Labeled region entries:
**********

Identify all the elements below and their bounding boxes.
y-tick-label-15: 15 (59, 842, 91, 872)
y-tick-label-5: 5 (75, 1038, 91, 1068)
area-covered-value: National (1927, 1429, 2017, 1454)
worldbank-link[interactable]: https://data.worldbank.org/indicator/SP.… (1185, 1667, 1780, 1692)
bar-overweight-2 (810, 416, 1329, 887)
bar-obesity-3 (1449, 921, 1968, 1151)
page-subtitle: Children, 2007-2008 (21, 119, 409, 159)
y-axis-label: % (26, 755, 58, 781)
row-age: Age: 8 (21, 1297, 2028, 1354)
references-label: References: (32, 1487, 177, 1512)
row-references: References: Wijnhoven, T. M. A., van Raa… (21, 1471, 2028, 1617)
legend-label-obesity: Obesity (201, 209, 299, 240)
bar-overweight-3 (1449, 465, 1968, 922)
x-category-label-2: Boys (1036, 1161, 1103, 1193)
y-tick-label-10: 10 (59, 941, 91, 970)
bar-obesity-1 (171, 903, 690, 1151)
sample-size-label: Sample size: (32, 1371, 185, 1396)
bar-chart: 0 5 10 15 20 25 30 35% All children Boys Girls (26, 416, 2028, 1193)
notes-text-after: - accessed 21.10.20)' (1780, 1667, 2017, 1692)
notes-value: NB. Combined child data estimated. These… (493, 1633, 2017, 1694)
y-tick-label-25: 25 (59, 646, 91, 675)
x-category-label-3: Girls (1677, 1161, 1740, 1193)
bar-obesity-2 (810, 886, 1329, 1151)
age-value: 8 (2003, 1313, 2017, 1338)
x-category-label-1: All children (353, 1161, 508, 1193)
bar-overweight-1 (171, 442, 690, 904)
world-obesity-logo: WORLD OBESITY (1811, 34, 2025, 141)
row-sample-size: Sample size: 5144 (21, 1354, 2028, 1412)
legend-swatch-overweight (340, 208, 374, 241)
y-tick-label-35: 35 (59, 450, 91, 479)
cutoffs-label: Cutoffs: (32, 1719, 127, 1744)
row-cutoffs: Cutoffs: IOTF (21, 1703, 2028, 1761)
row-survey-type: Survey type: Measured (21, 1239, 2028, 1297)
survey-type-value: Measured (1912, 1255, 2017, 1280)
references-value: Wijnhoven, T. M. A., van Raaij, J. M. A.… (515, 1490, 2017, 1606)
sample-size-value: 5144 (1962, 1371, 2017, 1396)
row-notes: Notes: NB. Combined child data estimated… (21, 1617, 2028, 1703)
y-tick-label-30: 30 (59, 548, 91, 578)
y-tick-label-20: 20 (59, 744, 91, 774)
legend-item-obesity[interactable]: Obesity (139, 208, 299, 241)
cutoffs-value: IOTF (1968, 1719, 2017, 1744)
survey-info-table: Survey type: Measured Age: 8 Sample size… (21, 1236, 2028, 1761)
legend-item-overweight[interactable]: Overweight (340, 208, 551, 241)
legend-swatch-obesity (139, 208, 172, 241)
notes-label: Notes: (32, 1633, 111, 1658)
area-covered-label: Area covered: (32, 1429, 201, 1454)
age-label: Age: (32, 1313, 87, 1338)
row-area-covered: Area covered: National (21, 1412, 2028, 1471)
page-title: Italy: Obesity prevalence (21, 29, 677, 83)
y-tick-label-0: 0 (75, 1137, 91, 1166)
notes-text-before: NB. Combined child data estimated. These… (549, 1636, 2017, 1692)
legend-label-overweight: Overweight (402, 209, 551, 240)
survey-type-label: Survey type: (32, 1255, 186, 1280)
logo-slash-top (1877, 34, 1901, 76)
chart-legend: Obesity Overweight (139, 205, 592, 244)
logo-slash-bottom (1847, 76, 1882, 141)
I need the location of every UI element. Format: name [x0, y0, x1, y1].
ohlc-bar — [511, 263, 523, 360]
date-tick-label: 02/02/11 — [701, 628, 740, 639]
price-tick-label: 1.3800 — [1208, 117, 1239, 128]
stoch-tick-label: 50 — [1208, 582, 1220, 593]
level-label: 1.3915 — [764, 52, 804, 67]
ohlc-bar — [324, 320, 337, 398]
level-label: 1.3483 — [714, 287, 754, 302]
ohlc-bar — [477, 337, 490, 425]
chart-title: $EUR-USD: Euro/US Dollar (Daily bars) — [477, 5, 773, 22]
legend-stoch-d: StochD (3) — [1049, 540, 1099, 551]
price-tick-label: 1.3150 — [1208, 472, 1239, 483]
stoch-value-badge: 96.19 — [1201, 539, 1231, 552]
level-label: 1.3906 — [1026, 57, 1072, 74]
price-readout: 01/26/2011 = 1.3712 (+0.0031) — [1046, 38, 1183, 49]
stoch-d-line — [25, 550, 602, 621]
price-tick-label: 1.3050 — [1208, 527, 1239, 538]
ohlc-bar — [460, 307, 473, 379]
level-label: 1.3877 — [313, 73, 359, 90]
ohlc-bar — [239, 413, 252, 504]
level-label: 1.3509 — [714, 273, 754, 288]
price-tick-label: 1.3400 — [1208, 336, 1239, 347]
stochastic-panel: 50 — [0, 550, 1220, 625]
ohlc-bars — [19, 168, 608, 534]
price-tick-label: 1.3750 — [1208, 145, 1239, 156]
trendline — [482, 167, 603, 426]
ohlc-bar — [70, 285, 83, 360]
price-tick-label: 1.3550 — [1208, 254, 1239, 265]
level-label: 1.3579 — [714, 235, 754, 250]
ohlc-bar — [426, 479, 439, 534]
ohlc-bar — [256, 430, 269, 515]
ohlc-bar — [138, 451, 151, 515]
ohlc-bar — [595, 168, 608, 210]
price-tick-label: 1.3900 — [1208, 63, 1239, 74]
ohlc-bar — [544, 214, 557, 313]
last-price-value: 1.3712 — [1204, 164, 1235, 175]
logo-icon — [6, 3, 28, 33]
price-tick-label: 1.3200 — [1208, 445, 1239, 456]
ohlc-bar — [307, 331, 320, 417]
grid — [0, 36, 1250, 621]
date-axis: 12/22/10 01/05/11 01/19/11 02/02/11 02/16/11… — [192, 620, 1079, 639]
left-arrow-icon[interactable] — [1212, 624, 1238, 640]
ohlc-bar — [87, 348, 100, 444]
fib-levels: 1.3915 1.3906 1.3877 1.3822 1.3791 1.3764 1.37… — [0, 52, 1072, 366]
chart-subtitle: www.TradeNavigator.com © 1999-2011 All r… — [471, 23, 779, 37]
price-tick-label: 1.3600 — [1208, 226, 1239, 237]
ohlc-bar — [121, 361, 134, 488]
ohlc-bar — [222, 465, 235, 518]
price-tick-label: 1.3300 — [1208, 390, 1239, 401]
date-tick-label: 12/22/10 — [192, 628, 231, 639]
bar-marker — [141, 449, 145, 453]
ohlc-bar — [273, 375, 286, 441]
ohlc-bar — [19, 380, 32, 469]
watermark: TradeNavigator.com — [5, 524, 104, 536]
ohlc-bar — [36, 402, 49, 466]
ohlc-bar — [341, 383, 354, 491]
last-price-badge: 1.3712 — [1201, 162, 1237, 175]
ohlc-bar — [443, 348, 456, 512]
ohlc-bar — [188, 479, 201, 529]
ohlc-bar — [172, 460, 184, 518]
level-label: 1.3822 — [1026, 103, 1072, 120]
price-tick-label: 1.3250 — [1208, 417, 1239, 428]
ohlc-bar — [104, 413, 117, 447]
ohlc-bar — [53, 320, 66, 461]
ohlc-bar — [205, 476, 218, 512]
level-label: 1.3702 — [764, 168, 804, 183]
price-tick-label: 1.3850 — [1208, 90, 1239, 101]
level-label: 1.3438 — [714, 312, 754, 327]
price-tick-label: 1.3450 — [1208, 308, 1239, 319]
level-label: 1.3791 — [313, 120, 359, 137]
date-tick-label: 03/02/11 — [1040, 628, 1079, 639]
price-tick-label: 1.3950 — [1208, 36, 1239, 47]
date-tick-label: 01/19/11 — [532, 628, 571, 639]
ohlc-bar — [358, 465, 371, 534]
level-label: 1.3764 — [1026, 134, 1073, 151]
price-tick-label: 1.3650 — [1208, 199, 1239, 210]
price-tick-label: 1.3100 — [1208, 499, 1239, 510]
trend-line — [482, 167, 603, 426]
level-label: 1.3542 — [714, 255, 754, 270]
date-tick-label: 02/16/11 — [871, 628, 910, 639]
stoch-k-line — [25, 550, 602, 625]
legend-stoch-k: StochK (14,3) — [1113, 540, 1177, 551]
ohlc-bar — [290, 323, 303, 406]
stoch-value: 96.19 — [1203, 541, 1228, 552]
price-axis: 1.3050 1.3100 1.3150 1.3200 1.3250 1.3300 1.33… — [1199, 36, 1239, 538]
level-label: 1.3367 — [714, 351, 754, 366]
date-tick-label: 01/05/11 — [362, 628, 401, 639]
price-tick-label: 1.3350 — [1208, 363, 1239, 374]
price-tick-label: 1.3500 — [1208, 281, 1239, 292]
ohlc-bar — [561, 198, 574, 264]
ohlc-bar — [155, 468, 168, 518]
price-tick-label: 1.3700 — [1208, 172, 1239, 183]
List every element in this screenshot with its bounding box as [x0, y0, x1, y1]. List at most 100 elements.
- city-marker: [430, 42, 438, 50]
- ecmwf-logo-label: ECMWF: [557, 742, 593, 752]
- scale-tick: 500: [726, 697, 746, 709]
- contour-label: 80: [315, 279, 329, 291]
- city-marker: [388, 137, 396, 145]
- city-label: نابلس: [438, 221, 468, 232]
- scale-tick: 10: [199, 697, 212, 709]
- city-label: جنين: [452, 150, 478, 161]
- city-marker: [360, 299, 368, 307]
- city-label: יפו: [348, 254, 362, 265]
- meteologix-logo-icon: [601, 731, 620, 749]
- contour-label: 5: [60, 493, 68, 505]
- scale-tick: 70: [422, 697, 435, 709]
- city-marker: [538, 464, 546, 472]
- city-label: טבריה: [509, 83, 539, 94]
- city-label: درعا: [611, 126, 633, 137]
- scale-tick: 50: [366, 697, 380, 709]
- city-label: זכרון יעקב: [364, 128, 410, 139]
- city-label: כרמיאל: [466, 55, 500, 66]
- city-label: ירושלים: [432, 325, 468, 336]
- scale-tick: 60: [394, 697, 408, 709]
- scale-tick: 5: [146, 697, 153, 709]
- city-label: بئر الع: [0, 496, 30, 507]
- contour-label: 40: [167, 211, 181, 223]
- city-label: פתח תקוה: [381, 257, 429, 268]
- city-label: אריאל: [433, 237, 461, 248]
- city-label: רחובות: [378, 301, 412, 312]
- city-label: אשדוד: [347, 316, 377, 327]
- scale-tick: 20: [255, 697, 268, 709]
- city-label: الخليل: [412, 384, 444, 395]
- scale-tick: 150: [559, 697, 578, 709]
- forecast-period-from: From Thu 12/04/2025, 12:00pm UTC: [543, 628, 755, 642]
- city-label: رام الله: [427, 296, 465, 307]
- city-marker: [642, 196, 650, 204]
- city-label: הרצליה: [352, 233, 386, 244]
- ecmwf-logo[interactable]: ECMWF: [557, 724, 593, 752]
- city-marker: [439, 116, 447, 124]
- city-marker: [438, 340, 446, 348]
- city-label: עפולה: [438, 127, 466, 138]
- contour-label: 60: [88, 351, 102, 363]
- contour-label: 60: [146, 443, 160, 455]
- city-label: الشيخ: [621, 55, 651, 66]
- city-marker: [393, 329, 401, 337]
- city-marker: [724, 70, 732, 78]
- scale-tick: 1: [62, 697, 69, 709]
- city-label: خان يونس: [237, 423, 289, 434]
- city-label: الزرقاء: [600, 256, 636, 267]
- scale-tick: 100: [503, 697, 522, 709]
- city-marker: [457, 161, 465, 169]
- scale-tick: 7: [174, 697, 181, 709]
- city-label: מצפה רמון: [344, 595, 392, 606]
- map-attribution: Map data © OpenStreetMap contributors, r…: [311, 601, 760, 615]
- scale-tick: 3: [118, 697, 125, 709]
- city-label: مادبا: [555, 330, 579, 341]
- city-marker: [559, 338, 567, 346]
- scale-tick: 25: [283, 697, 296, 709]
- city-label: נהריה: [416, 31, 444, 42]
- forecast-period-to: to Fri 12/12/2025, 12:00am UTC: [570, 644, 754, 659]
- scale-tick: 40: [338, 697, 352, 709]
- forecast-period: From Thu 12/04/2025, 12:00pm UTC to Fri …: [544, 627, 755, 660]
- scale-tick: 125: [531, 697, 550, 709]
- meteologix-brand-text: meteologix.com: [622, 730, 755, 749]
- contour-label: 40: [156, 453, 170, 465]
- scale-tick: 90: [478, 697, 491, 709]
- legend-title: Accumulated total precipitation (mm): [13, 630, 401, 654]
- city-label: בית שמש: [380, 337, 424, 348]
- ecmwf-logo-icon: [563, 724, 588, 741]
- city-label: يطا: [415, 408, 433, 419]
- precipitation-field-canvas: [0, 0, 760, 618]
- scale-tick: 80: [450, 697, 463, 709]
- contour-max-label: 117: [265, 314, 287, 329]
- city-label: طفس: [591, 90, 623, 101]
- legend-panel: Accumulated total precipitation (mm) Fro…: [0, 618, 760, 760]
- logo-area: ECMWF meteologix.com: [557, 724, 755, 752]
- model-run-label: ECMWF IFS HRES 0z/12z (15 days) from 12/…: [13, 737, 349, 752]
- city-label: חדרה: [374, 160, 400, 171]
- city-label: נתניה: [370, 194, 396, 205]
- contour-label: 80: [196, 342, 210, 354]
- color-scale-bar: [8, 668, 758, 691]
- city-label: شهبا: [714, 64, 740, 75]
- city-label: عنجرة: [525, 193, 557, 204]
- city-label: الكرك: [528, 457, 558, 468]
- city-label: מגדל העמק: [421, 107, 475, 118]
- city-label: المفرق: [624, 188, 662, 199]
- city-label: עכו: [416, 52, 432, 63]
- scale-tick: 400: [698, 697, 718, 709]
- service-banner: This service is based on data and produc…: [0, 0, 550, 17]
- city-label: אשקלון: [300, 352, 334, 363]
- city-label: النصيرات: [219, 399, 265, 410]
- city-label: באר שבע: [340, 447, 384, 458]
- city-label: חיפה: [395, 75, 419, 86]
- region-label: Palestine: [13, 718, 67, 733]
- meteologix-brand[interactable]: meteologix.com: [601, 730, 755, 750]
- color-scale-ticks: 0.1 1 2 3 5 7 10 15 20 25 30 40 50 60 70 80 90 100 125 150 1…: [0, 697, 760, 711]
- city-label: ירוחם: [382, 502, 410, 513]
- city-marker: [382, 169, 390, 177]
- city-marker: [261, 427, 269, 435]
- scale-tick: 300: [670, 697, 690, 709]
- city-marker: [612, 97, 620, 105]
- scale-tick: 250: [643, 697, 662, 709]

**********

TO DO
Reproduce every line of the records from the very first one down to and including the line that contains "row-survey-type: Survey type: Measured", without any alteration.

FULL OUTPUT
Identify all the elements below and their bounding boxes.
y-tick-label-15: 15 (59, 842, 91, 872)
y-tick-label-5: 5 (75, 1038, 91, 1068)
area-covered-value: National (1927, 1429, 2017, 1454)
worldbank-link[interactable]: https://data.worldbank.org/indicator/SP.… (1185, 1667, 1780, 1692)
bar-overweight-2 (810, 416, 1329, 887)
bar-obesity-3 (1449, 921, 1968, 1151)
page-subtitle: Children, 2007-2008 (21, 119, 409, 159)
y-axis-label: % (26, 755, 58, 781)
row-age: Age: 8 (21, 1297, 2028, 1354)
references-label: References: (32, 1487, 177, 1512)
row-references: References: Wijnhoven, T. M. A., van Raa… (21, 1471, 2028, 1617)
legend-label-obesity: Obesity (201, 209, 299, 240)
bar-overweight-3 (1449, 465, 1968, 922)
x-category-label-2: Boys (1036, 1161, 1103, 1193)
y-tick-label-10: 10 (59, 941, 91, 970)
bar-obesity-1 (171, 903, 690, 1151)
sample-size-label: Sample size: (32, 1371, 185, 1396)
bar-chart: 0 5 10 15 20 25 30 35% All children Boys Girls (26, 416, 2028, 1193)
notes-text-after: - accessed 21.10.20)' (1780, 1667, 2017, 1692)
notes-value: NB. Combined child data estimated. These… (493, 1633, 2017, 1694)
y-tick-label-25: 25 (59, 646, 91, 675)
x-category-label-3: Girls (1677, 1161, 1740, 1193)
bar-obesity-2 (810, 886, 1329, 1151)
age-value: 8 (2003, 1313, 2017, 1338)
x-category-label-1: All children (353, 1161, 508, 1193)
bar-overweight-1 (171, 442, 690, 904)
world-obesity-logo: WORLD OBESITY (1811, 34, 2025, 141)
row-sample-size: Sample size: 5144 (21, 1354, 2028, 1412)
legend-swatch-overweight (340, 208, 374, 241)
y-tick-label-35: 35 (59, 450, 91, 479)
cutoffs-label: Cutoffs: (32, 1719, 127, 1744)
row-cutoffs: Cutoffs: IOTF (21, 1703, 2028, 1761)
row-survey-type: Survey type: Measured (21, 1239, 2028, 1297)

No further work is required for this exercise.